== DATA SHOWN

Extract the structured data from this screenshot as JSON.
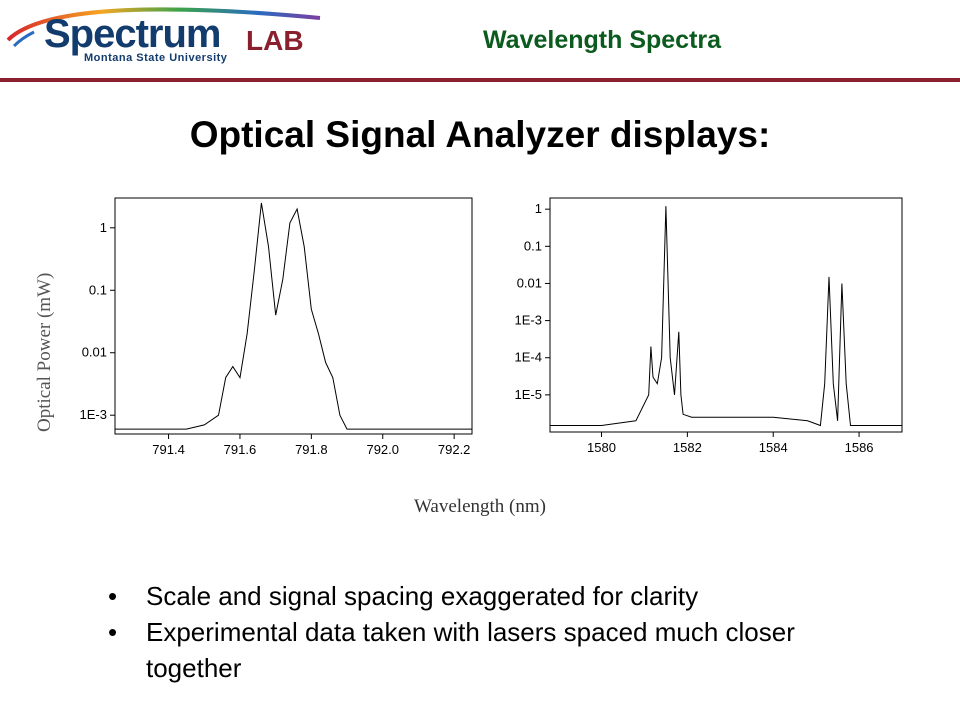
{
  "header": {
    "logo_main": "Spectrum",
    "logo_lab": "LAB",
    "logo_subtitle": "Montana State University",
    "title": "Wavelength Spectra",
    "accent_color": "#8a1f2e",
    "title_color": "#0b5a1e",
    "logo_color": "#123b6e"
  },
  "slide": {
    "title": "Optical Signal Analyzer displays:",
    "bullets": [
      "Scale and signal spacing exaggerated for clarity",
      "Experimental data taken with lasers spaced much closer together"
    ]
  },
  "shared_axes": {
    "ylabel": "Optical Power (mW)",
    "xlabel": "Wavelength (nm)"
  },
  "chart_data": [
    {
      "type": "line",
      "yscale": "log",
      "xlim": [
        791.25,
        792.25
      ],
      "ylim": [
        0.0005,
        3
      ],
      "xticks": [
        791.4,
        791.6,
        791.8,
        792.0,
        792.2
      ],
      "xticklabels": [
        "791.4",
        "791.6",
        "791.8",
        "792.0",
        "792.2"
      ],
      "yticks": [
        1,
        0.1,
        0.01,
        0.001
      ],
      "yticklabels": [
        "1",
        "0.1",
        "0.01",
        "1E-3"
      ],
      "grid": false,
      "series": [
        {
          "x": [
            791.25,
            791.3,
            791.35,
            791.4,
            791.45,
            791.5,
            791.54,
            791.56,
            791.58,
            791.6,
            791.62,
            791.64,
            791.66,
            791.68,
            791.7,
            791.72,
            791.74,
            791.76,
            791.78,
            791.8,
            791.82,
            791.84,
            791.86,
            791.88,
            791.9,
            792.0,
            792.1,
            792.25
          ],
          "y": [
            0.0006,
            0.0006,
            0.0006,
            0.0006,
            0.0006,
            0.0007,
            0.001,
            0.004,
            0.006,
            0.004,
            0.02,
            0.2,
            2.5,
            0.5,
            0.04,
            0.15,
            1.2,
            2.0,
            0.5,
            0.05,
            0.02,
            0.007,
            0.004,
            0.001,
            0.0006,
            0.0006,
            0.0006,
            0.0006
          ]
        }
      ]
    },
    {
      "type": "line",
      "yscale": "log",
      "xlim": [
        1578.8,
        1587
      ],
      "ylim": [
        1e-06,
        2
      ],
      "xticks": [
        1580,
        1582,
        1584,
        1586
      ],
      "xticklabels": [
        "1580",
        "1582",
        "1584",
        "1586"
      ],
      "yticks": [
        1,
        0.1,
        0.01,
        0.001,
        0.0001,
        1e-05
      ],
      "yticklabels": [
        "1",
        "0.1",
        "0.01",
        "1E-3",
        "1E-4",
        "1E-5"
      ],
      "grid": false,
      "series": [
        {
          "x": [
            1578.8,
            1580,
            1580.8,
            1581.1,
            1581.15,
            1581.2,
            1581.3,
            1581.4,
            1581.5,
            1581.6,
            1581.7,
            1581.8,
            1581.85,
            1581.9,
            1582.1,
            1583,
            1584,
            1584.8,
            1585.1,
            1585.2,
            1585.3,
            1585.4,
            1585.5,
            1585.6,
            1585.7,
            1585.8,
            1586,
            1587
          ],
          "y": [
            1.5e-06,
            1.5e-06,
            2e-06,
            1e-05,
            0.0002,
            3e-05,
            2e-05,
            0.0001,
            1.2,
            0.0001,
            1e-05,
            0.0005,
            1e-05,
            3e-06,
            2.5e-06,
            2.5e-06,
            2.5e-06,
            2e-06,
            1.5e-06,
            2e-05,
            0.015,
            2e-05,
            2e-06,
            0.01,
            2e-05,
            1.5e-06,
            1.5e-06,
            1.5e-06
          ]
        }
      ]
    }
  ]
}
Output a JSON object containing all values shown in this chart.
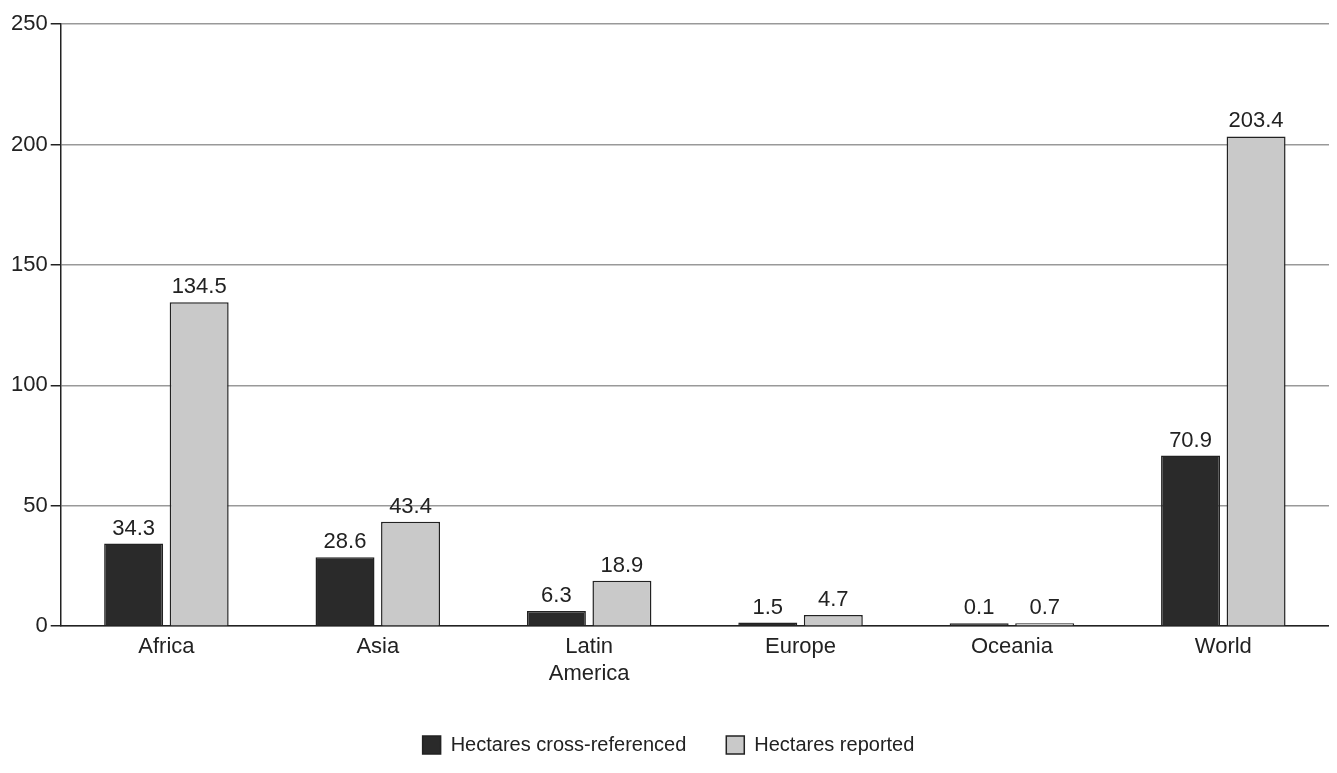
{
  "chart_data": {
    "type": "bar",
    "categories": [
      "Africa",
      "Asia",
      "Latin America",
      "Europe",
      "Oceania",
      "World"
    ],
    "series": [
      {
        "name": "Hectares cross-referenced",
        "color": "#2a2a2a",
        "values": [
          34.3,
          28.6,
          6.3,
          1.5,
          0.1,
          70.9
        ]
      },
      {
        "name": "Hectares reported",
        "color": "#c9c9c9",
        "values": [
          134.5,
          43.4,
          18.9,
          4.7,
          0.7,
          203.4
        ]
      }
    ],
    "ylim": [
      0,
      250
    ],
    "yticks": [
      0,
      50,
      100,
      150,
      200,
      250
    ],
    "grid": "y",
    "legend": "bottom",
    "data_labels": true
  }
}
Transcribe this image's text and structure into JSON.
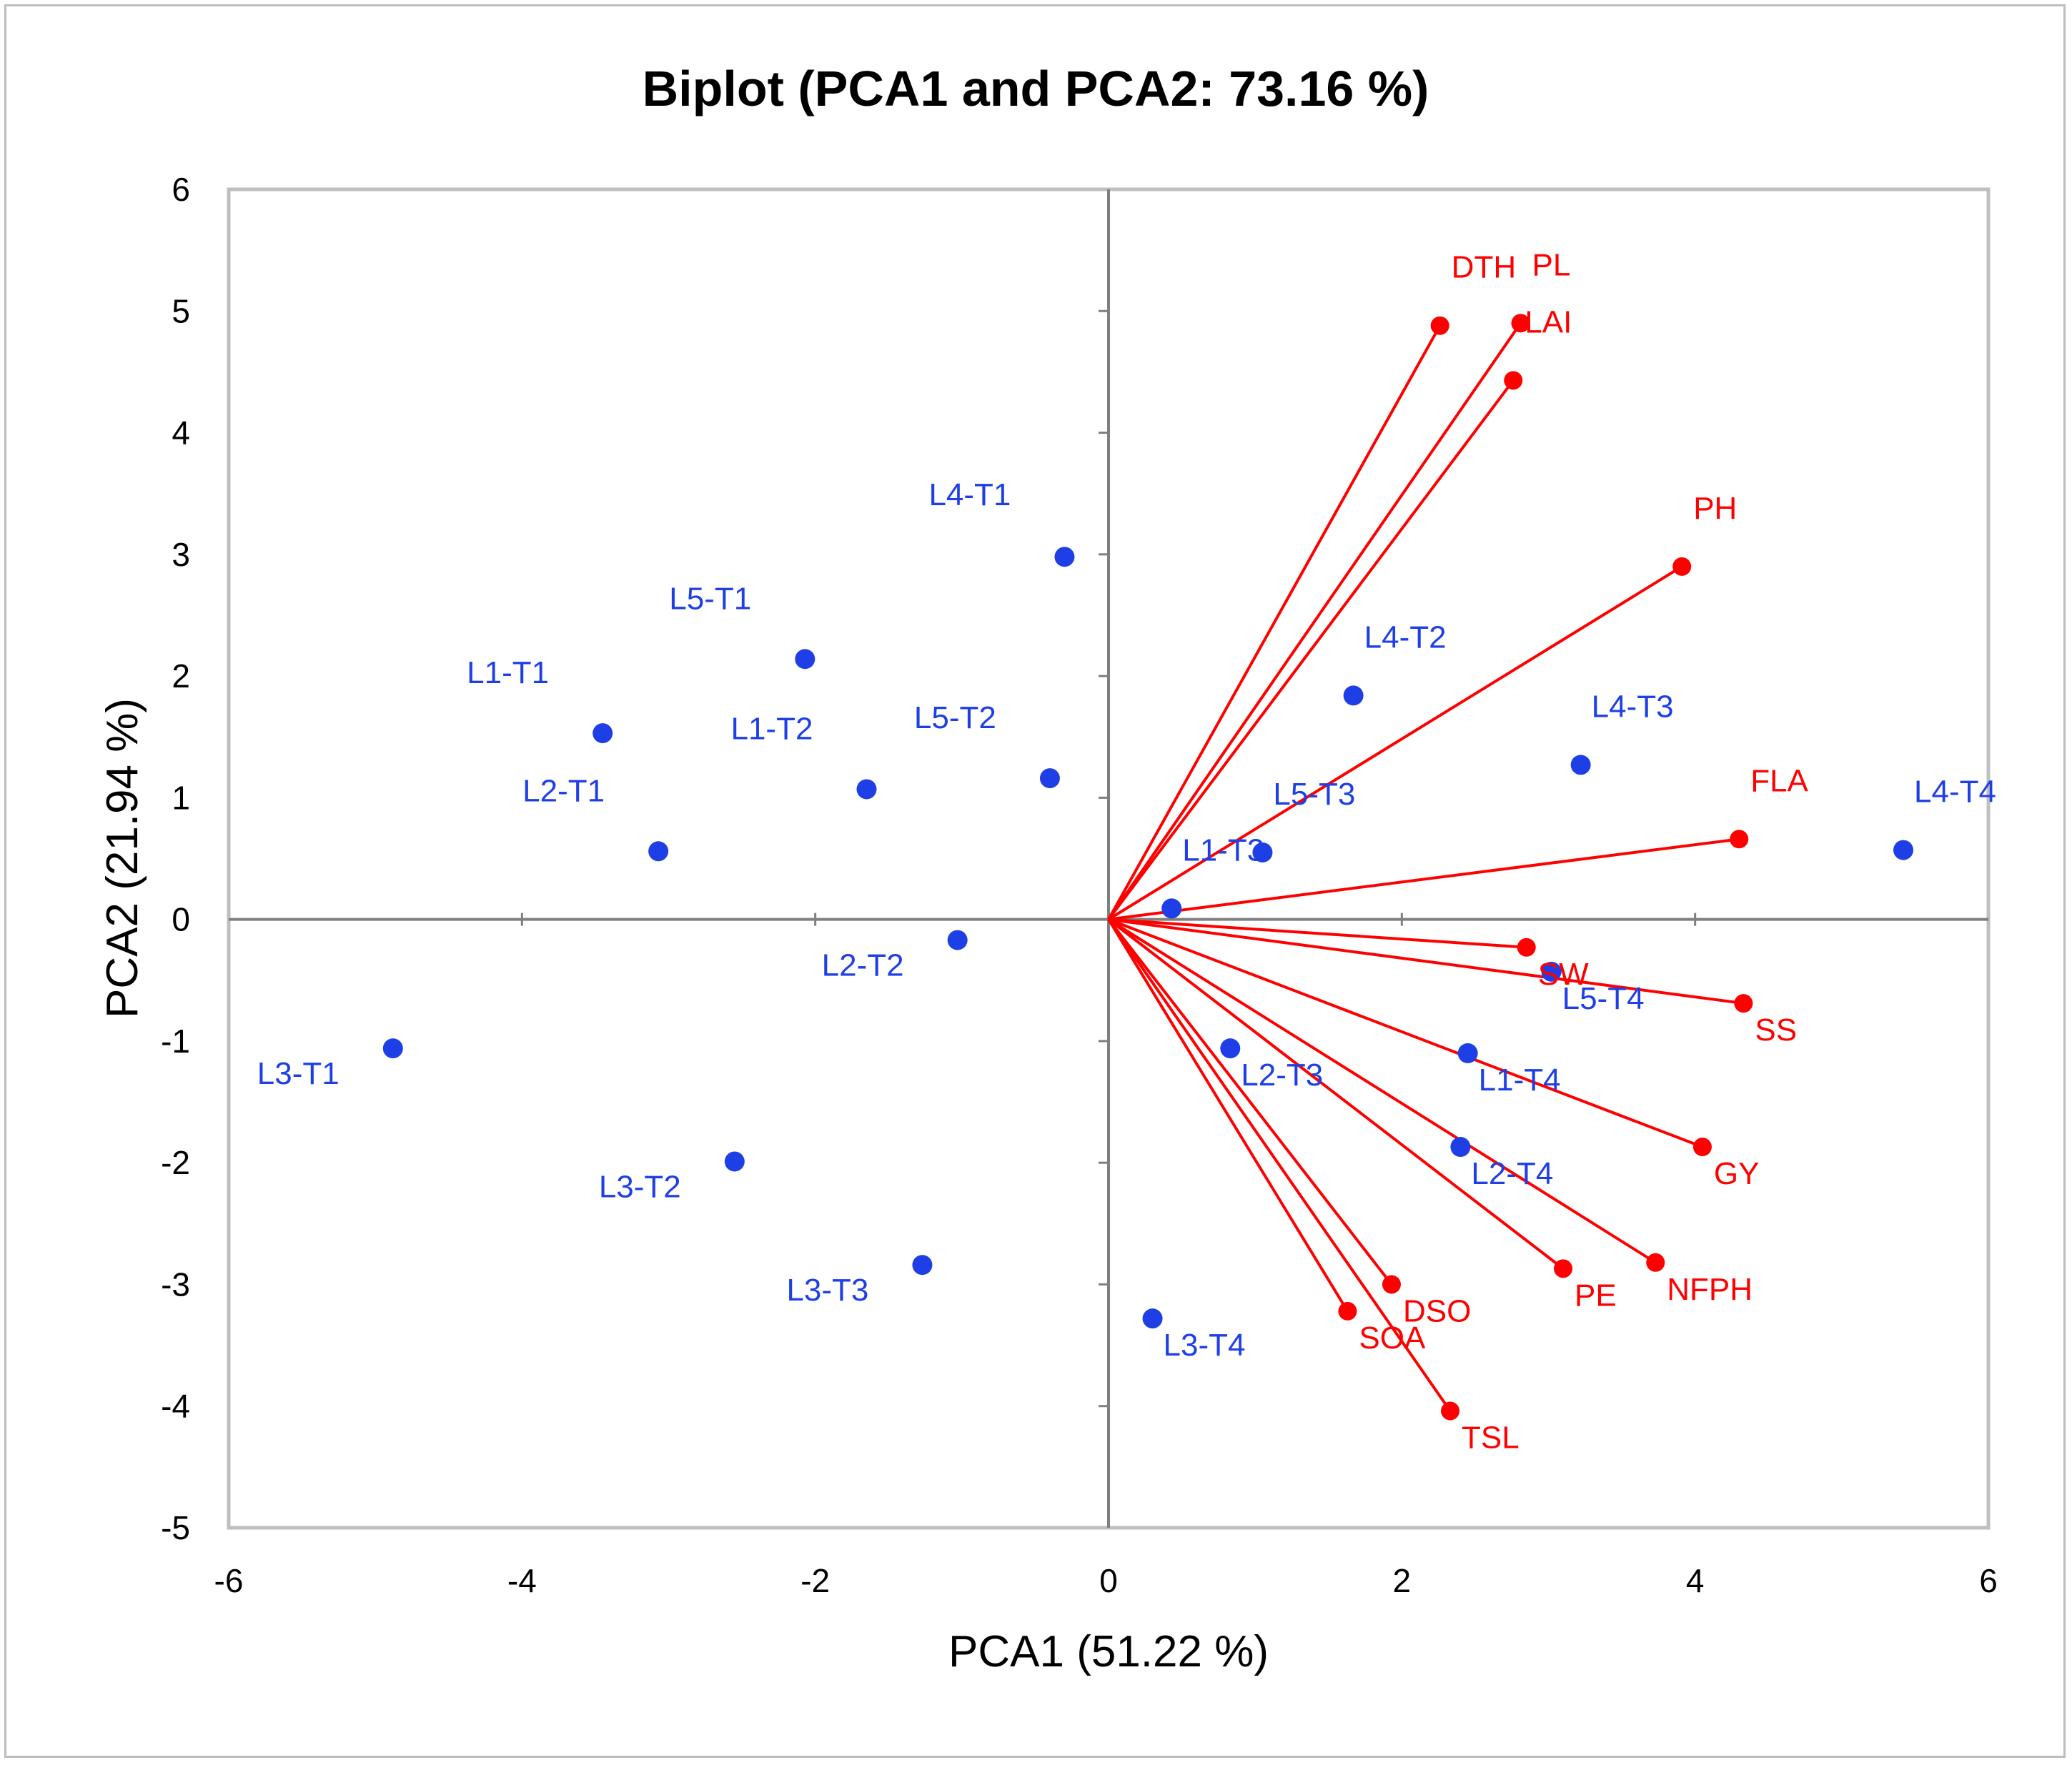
{
  "chart_data": {
    "type": "scatter",
    "title": "Biplot (PCA1 and PCA2: 73.16 %)",
    "xlabel": "PCA1 (51.22 %)",
    "ylabel": "PCA2 (21.94 %)",
    "xlim": [
      -6,
      6
    ],
    "ylim": [
      -5,
      6
    ],
    "xticks": [
      -6,
      -4,
      -2,
      0,
      2,
      4,
      6
    ],
    "yticks": [
      -5,
      -4,
      -3,
      -2,
      -1,
      0,
      1,
      2,
      3,
      4,
      5,
      6
    ],
    "grid": false,
    "colors": {
      "observations": "#1f3fe6",
      "variables": "#ff0000",
      "frame": "#bfbfbf",
      "axes": "#7f7f7f"
    },
    "observations": [
      {
        "label": "L4-T1",
        "x": -0.3,
        "y": 2.98
      },
      {
        "label": "L5-T1",
        "x": -2.07,
        "y": 2.14
      },
      {
        "label": "L1-T1",
        "x": -3.45,
        "y": 1.53
      },
      {
        "label": "L1-T2",
        "x": -1.65,
        "y": 1.07
      },
      {
        "label": "L5-T2",
        "x": -0.4,
        "y": 1.16
      },
      {
        "label": "L2-T1",
        "x": -3.07,
        "y": 0.56
      },
      {
        "label": "L2-T2",
        "x": -1.03,
        "y": -0.17
      },
      {
        "label": "L3-T1",
        "x": -4.88,
        "y": -1.06
      },
      {
        "label": "L3-T2",
        "x": -2.55,
        "y": -1.99
      },
      {
        "label": "L3-T3",
        "x": -1.27,
        "y": -2.84
      },
      {
        "label": "L4-T2",
        "x": 1.67,
        "y": 1.84
      },
      {
        "label": "L4-T3",
        "x": 3.22,
        "y": 1.27
      },
      {
        "label": "L4-T4",
        "x": 5.42,
        "y": 0.57
      },
      {
        "label": "L5-T3",
        "x": 1.05,
        "y": 0.55
      },
      {
        "label": "L1-T3",
        "x": 0.43,
        "y": 0.09
      },
      {
        "label": "L5-T4",
        "x": 3.02,
        "y": -0.43
      },
      {
        "label": "L1-T4",
        "x": 2.45,
        "y": -1.1
      },
      {
        "label": "L2-T3",
        "x": 0.83,
        "y": -1.06
      },
      {
        "label": "L2-T4",
        "x": 2.4,
        "y": -1.87
      },
      {
        "label": "L3-T4",
        "x": 0.3,
        "y": -3.28
      }
    ],
    "variables": [
      {
        "label": "DTH",
        "x": 2.26,
        "y": 4.88
      },
      {
        "label": "PL",
        "x": 2.81,
        "y": 4.9
      },
      {
        "label": "LAI",
        "x": 2.76,
        "y": 4.43
      },
      {
        "label": "PH",
        "x": 3.91,
        "y": 2.9
      },
      {
        "label": "FLA",
        "x": 4.3,
        "y": 0.66
      },
      {
        "label": "SW",
        "x": 2.85,
        "y": -0.23
      },
      {
        "label": "SS",
        "x": 4.33,
        "y": -0.69
      },
      {
        "label": "GY",
        "x": 4.05,
        "y": -1.87
      },
      {
        "label": "NFPH",
        "x": 3.73,
        "y": -2.82
      },
      {
        "label": "PE",
        "x": 3.1,
        "y": -2.87
      },
      {
        "label": "DSO",
        "x": 1.93,
        "y": -3.0
      },
      {
        "label": "SOA",
        "x": 1.63,
        "y": -3.22
      },
      {
        "label": "TSL",
        "x": 2.33,
        "y": -4.04
      }
    ]
  }
}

====

• _PROBLEM_: Which lines hold the string "this"? Copy all of them from the data above.

• _RESPONSE BELOW_:
Extract the structured data from this screenshot as JSON.
Output a JSON object containing all values shown in this chart.
Transcribe this image's text and structure into JSON.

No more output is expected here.